# [The task]
Check each line of the records below for the word "isLearnedBy" and copy those where it appears.

Collected data entries:
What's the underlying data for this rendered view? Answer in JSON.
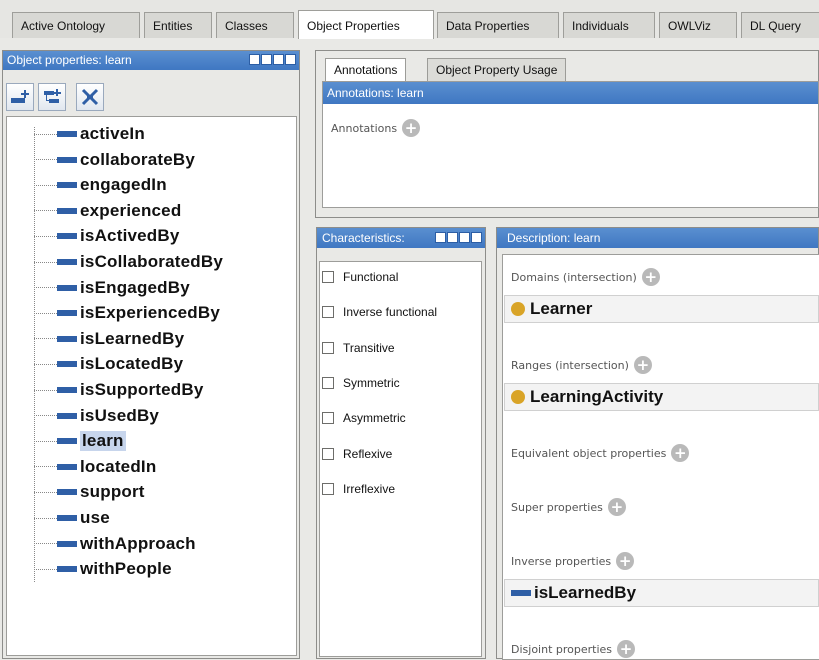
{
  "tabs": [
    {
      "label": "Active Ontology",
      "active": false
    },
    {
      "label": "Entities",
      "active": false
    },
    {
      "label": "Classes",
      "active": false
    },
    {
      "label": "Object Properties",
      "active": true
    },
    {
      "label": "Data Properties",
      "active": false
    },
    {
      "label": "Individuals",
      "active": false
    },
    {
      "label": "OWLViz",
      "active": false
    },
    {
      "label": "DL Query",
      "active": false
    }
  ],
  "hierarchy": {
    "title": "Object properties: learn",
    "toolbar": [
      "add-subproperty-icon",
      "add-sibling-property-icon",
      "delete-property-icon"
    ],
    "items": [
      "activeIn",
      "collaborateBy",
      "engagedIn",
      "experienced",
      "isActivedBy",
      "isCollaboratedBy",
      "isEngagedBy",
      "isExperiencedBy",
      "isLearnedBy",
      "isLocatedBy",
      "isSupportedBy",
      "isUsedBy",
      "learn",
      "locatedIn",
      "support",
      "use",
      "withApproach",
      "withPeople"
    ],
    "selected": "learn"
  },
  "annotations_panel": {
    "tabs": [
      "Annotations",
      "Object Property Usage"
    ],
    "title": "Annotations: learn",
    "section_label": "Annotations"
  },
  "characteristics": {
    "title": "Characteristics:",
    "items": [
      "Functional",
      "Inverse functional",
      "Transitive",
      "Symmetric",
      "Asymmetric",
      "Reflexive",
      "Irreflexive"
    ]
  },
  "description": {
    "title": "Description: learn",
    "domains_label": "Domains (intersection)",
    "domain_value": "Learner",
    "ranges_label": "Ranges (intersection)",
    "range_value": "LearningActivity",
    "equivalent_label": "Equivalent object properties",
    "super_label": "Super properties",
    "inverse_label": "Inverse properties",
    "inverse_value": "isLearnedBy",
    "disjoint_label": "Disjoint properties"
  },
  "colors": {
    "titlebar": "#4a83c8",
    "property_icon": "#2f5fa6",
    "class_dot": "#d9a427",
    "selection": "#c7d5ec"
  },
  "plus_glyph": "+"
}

# [Output below]
      "isLearnedBy",
    "inverse_value": "isLearnedBy",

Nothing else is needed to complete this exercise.